§ SHORT TASK: Retype all of the data exactly as given.

§ EXERCISE INPUTS:
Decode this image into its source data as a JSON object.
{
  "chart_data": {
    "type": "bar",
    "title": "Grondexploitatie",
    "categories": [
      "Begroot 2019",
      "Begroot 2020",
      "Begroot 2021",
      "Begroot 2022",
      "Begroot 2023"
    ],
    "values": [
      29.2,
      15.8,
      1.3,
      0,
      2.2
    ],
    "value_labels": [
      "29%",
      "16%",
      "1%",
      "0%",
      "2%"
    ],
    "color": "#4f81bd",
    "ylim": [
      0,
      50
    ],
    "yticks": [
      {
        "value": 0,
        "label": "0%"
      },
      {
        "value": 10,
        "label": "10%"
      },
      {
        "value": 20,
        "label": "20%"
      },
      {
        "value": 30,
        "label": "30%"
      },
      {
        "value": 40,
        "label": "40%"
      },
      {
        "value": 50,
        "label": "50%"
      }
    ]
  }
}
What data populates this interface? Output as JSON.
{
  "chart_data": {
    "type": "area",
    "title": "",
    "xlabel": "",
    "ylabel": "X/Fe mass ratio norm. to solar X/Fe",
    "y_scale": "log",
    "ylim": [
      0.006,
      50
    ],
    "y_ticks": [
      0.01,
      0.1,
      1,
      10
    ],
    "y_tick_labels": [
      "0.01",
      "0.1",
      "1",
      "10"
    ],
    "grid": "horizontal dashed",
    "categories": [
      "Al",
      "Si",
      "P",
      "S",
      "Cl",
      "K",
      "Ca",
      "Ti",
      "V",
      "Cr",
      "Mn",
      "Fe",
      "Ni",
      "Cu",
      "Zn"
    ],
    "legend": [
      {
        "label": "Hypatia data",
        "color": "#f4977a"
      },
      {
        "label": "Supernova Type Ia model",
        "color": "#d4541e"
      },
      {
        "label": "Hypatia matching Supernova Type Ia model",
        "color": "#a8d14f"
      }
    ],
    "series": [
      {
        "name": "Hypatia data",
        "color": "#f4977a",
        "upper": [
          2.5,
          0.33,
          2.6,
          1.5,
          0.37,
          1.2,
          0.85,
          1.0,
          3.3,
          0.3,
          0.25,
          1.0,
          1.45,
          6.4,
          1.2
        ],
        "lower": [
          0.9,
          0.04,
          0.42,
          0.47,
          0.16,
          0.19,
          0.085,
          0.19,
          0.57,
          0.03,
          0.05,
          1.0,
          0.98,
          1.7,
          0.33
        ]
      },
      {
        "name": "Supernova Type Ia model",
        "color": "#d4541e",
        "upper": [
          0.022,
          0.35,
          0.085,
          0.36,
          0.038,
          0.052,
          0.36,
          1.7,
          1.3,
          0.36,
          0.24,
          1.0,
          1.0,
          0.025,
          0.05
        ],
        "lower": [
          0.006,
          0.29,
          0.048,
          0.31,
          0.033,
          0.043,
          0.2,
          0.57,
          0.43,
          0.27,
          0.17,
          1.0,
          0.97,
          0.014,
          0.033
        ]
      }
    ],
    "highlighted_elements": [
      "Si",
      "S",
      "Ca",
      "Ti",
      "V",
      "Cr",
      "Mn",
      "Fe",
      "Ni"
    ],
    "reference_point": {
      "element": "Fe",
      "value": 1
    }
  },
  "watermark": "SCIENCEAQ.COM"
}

§ FULL OUTPUT:
Decode this image into its source data as a JSON object.
{
  "chart_data": {
    "type": "bar",
    "title": "Grondexploitatie",
    "categories": [
      "Begroot 2019",
      "Begroot 2020",
      "Begroot 2021",
      "Begroot 2022",
      "Begroot 2023"
    ],
    "values": [
      29.2,
      15.8,
      1.3,
      0,
      2.2
    ],
    "value_labels": [
      "29%",
      "16%",
      "1%",
      "0%",
      "2%"
    ],
    "color": "#4f81bd",
    "ylim": [
      0,
      50
    ],
    "yticks": [
      {
        "value": 0,
        "label": "0%"
      },
      {
        "value": 10,
        "label": "10%"
      },
      {
        "value": 20,
        "label": "20%"
      },
      {
        "value": 30,
        "label": "30%"
      },
      {
        "value": 40,
        "label": "40%"
      },
      {
        "value": 50,
        "label": "50%"
      }
    ]
  }
}
What data populates this interface? Output as JSON.
{
  "chart_data": {
    "type": "area",
    "title": "",
    "xlabel": "",
    "ylabel": "X/Fe mass ratio norm. to solar X/Fe",
    "y_scale": "log",
    "ylim": [
      0.006,
      50
    ],
    "y_ticks": [
      0.01,
      0.1,
      1,
      10
    ],
    "y_tick_labels": [
      "0.01",
      "0.1",
      "1",
      "10"
    ],
    "grid": "horizontal dashed",
    "categories": [
      "Al",
      "Si",
      "P",
      "S",
      "Cl",
      "K",
      "Ca",
      "Ti",
      "V",
      "Cr",
      "Mn",
      "Fe",
      "Ni",
      "Cu",
      "Zn"
    ],
    "legend": [
      {
        "label": "Hypatia data",
        "color": "#f4977a"
      },
      {
        "label": "Supernova Type Ia model",
        "color": "#d4541e"
      },
      {
        "label": "Hypatia matching Supernova Type Ia model",
        "color": "#a8d14f"
      }
    ],
    "series": [
      {
        "name": "Hypatia data",
        "color": "#f4977a",
        "upper": [
          2.5,
          0.33,
          2.6,
          1.5,
          0.37,
          1.2,
          0.85,
          1.0,
          3.3,
          0.3,
          0.25,
          1.0,
          1.45,
          6.4,
          1.2
        ],
        "lower": [
          0.9,
          0.04,
          0.42,
          0.47,
          0.16,
          0.19,
          0.085,
          0.19,
          0.57,
          0.03,
          0.05,
          1.0,
          0.98,
          1.7,
          0.33
        ]
      },
      {
        "name": "Supernova Type Ia model",
        "color": "#d4541e",
        "upper": [
          0.022,
          0.35,
          0.085,
          0.36,
          0.038,
          0.052,
          0.36,
          1.7,
          1.3,
          0.36,
          0.24,
          1.0,
          1.0,
          0.025,
          0.05
        ],
        "lower": [
          0.006,
          0.29,
          0.048,
          0.31,
          0.033,
          0.043,
          0.2,
          0.57,
          0.43,
          0.27,
          0.17,
          1.0,
          0.97,
          0.014,
          0.033
        ]
      }
    ],
    "highlighted_elements": [
      "Si",
      "S",
      "Ca",
      "Ti",
      "V",
      "Cr",
      "Mn",
      "Fe",
      "Ni"
    ],
    "reference_point": {
      "element": "Fe",
      "value": 1
    }
  },
  "watermark": "SCIENCEAQ.COM"
}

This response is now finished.